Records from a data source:
..............................
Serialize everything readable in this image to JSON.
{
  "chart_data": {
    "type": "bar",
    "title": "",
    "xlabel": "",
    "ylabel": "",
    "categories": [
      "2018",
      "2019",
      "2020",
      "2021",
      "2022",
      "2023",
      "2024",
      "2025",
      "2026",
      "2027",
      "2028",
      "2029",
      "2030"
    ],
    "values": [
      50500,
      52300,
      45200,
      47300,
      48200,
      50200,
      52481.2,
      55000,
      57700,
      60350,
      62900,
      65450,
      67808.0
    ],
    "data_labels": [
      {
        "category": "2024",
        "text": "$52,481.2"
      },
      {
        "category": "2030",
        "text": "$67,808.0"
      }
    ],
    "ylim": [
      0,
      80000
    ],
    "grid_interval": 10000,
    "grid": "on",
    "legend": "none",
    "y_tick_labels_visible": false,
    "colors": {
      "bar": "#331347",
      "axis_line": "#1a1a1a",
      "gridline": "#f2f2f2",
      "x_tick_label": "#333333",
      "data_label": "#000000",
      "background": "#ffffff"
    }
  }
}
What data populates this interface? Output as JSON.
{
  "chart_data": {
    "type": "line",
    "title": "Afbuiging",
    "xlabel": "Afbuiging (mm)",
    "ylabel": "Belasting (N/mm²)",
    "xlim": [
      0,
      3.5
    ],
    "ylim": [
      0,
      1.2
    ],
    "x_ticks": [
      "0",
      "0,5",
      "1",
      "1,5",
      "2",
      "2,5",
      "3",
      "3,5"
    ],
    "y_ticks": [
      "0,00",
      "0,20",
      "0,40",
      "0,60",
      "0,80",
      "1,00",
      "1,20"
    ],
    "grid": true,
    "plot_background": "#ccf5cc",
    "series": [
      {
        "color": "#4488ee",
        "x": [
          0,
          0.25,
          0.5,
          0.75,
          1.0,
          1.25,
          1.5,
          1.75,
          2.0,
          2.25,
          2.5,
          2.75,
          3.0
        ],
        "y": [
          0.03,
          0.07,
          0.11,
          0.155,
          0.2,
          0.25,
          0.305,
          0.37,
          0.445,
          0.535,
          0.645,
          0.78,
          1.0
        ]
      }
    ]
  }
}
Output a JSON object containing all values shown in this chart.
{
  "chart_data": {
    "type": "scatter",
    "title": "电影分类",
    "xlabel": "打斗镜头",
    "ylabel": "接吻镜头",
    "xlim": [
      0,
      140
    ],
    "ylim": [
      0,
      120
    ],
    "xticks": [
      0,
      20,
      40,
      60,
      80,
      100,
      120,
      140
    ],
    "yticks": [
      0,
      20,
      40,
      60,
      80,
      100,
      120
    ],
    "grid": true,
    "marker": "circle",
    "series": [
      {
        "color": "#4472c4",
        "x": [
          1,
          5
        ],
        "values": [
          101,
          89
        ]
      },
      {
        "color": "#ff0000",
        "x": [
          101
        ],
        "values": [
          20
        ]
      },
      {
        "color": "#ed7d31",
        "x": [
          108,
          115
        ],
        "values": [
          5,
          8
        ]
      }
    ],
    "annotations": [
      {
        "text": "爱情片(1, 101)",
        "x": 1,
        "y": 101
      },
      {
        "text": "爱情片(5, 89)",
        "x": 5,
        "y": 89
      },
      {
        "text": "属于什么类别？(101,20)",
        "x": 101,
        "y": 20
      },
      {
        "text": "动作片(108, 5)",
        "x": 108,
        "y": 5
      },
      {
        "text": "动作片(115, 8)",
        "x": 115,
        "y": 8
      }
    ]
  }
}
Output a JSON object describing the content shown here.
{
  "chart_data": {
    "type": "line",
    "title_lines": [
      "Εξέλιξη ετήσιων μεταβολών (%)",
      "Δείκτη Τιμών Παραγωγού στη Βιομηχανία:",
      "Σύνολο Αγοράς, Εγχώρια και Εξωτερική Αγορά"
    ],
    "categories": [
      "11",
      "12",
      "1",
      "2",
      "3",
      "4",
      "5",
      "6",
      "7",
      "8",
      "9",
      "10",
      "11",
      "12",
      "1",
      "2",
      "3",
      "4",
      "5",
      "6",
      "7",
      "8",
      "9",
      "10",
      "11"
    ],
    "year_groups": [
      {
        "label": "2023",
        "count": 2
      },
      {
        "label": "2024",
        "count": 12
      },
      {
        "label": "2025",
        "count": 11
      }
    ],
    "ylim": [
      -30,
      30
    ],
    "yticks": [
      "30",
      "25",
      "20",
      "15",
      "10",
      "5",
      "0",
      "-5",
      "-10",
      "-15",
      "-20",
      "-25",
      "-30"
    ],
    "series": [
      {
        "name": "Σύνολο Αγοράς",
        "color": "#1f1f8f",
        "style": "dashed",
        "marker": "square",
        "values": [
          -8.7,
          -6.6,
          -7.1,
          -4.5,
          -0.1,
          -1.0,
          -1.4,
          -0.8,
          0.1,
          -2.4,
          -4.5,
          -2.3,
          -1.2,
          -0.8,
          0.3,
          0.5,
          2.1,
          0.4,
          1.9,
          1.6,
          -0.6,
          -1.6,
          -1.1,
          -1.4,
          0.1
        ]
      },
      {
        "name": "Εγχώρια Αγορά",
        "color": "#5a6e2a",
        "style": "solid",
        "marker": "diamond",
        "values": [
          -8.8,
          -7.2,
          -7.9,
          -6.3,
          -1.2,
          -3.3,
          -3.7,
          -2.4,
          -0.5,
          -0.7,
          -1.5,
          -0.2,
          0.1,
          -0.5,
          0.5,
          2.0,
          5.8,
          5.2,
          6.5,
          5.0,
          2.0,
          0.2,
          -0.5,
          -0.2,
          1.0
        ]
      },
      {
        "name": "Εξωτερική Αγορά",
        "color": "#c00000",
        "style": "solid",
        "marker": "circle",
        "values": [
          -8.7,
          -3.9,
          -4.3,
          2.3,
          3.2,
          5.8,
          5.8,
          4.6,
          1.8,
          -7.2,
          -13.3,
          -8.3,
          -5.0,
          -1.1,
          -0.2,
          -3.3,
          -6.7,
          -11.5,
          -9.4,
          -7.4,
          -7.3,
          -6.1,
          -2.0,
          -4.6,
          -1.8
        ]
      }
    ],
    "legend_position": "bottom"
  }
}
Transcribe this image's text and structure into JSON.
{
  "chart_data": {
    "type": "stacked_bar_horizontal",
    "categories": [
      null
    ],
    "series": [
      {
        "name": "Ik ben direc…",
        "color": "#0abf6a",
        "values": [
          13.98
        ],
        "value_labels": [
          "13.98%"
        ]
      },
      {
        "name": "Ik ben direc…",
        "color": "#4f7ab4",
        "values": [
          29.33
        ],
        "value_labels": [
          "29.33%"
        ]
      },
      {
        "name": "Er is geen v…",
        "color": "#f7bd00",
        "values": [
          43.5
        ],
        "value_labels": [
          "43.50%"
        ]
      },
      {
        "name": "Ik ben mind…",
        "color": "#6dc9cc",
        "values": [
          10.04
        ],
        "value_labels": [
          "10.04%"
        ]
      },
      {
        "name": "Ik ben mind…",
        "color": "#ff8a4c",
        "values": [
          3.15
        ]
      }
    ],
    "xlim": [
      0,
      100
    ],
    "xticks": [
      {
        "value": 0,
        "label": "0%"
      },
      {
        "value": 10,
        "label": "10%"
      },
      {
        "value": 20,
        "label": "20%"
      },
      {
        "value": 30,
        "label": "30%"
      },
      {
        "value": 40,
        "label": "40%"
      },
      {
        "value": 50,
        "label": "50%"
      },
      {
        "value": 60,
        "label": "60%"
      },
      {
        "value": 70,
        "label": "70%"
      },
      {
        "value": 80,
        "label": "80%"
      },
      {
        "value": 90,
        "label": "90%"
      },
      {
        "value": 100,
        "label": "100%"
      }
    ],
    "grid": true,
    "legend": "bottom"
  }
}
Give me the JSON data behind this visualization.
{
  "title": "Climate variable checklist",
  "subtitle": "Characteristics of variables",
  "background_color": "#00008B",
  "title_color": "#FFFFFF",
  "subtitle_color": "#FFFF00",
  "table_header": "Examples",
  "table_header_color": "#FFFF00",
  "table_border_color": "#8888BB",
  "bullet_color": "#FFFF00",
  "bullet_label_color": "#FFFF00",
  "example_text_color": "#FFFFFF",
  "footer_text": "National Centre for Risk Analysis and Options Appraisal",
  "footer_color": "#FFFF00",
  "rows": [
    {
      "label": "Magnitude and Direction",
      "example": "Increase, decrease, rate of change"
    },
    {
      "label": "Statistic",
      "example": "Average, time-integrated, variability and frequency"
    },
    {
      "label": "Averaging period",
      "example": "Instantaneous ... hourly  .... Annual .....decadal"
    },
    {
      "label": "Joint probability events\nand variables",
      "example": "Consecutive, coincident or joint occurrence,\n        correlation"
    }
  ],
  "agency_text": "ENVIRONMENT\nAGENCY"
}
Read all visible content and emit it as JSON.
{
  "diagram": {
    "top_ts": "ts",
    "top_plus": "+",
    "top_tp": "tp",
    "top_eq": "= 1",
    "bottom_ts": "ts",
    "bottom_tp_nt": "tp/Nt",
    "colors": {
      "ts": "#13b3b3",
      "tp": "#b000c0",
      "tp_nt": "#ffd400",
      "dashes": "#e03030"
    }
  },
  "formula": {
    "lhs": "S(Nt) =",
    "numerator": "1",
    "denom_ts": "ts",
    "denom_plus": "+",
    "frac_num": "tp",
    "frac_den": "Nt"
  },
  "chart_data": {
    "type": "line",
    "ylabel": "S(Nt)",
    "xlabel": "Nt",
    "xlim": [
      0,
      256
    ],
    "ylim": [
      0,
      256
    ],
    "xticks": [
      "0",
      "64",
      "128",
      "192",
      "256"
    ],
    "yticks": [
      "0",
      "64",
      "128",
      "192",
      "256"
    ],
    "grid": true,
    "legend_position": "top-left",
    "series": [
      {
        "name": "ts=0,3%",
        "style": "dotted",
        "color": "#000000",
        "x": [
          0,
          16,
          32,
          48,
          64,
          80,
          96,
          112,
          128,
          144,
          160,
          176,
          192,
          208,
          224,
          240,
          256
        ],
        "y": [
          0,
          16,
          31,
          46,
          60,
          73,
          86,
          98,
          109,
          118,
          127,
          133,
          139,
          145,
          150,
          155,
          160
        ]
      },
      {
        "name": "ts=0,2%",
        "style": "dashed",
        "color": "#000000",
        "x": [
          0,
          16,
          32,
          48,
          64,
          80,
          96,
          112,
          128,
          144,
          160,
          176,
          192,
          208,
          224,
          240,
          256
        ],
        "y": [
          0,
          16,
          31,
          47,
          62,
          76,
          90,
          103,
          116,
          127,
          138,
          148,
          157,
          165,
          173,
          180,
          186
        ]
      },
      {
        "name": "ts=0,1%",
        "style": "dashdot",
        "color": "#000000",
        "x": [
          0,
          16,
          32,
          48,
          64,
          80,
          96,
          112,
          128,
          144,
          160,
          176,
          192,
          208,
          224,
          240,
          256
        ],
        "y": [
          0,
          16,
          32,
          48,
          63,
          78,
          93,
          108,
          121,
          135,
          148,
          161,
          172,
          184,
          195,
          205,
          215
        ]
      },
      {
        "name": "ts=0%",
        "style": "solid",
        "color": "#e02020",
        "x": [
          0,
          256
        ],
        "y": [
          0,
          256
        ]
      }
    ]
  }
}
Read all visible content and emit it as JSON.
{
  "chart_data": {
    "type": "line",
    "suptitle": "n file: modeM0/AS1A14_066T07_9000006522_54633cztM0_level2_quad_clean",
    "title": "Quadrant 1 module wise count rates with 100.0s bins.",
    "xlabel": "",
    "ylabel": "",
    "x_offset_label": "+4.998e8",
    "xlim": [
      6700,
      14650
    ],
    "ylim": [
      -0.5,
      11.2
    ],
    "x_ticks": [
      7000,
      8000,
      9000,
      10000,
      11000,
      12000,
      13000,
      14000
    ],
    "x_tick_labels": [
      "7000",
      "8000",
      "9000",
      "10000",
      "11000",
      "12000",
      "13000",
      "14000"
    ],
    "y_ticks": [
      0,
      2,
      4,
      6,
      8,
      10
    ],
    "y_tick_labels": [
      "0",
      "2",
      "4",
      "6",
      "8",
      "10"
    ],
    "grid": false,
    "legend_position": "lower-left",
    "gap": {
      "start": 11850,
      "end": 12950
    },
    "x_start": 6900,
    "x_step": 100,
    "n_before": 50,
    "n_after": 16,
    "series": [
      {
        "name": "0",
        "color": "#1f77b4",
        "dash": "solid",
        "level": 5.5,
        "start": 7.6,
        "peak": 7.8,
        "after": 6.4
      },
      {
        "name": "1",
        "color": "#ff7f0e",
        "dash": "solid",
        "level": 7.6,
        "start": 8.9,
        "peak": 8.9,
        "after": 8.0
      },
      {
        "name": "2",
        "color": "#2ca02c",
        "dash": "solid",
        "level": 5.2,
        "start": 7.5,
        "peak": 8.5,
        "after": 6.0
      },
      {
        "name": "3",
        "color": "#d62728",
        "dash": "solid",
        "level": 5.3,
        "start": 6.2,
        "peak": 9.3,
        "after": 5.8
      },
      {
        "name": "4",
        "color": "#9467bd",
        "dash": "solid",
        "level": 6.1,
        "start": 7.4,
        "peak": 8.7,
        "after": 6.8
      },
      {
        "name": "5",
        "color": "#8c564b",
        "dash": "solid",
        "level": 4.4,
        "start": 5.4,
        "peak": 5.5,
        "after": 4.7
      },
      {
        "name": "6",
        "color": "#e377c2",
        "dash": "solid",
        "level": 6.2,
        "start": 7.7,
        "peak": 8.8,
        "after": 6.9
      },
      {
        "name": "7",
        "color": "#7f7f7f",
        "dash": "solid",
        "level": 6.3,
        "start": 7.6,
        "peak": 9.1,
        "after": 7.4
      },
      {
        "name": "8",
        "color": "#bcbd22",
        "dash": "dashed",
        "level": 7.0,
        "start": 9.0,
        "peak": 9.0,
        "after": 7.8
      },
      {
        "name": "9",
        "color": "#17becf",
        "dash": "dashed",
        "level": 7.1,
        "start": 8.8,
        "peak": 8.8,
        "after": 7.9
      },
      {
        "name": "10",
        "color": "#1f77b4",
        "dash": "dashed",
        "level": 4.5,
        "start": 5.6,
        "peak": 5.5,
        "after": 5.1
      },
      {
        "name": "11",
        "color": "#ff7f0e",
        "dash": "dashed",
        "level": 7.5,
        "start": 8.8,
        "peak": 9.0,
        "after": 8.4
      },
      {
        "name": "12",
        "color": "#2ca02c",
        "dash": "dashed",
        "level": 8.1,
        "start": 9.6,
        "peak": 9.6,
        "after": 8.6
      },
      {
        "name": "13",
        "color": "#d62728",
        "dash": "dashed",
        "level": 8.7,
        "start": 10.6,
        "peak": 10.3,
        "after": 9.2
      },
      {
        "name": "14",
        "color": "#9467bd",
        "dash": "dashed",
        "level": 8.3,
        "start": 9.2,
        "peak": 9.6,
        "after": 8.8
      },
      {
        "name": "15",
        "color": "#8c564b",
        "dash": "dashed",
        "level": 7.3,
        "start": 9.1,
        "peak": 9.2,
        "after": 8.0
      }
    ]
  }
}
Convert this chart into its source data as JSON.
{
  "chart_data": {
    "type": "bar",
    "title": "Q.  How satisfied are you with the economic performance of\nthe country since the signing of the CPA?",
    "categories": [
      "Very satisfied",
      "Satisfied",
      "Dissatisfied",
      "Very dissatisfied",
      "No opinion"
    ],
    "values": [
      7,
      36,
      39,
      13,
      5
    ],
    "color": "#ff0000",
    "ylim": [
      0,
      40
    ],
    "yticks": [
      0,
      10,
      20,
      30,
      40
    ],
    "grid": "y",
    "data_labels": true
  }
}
..............................
SHORT EXERCISE: Leave out every line without the string "image" and copy the rest.

WRITTEN ANSWER:
Serialize everything readable in this image to JSON.
Transcribe this image's text and structure into JSON.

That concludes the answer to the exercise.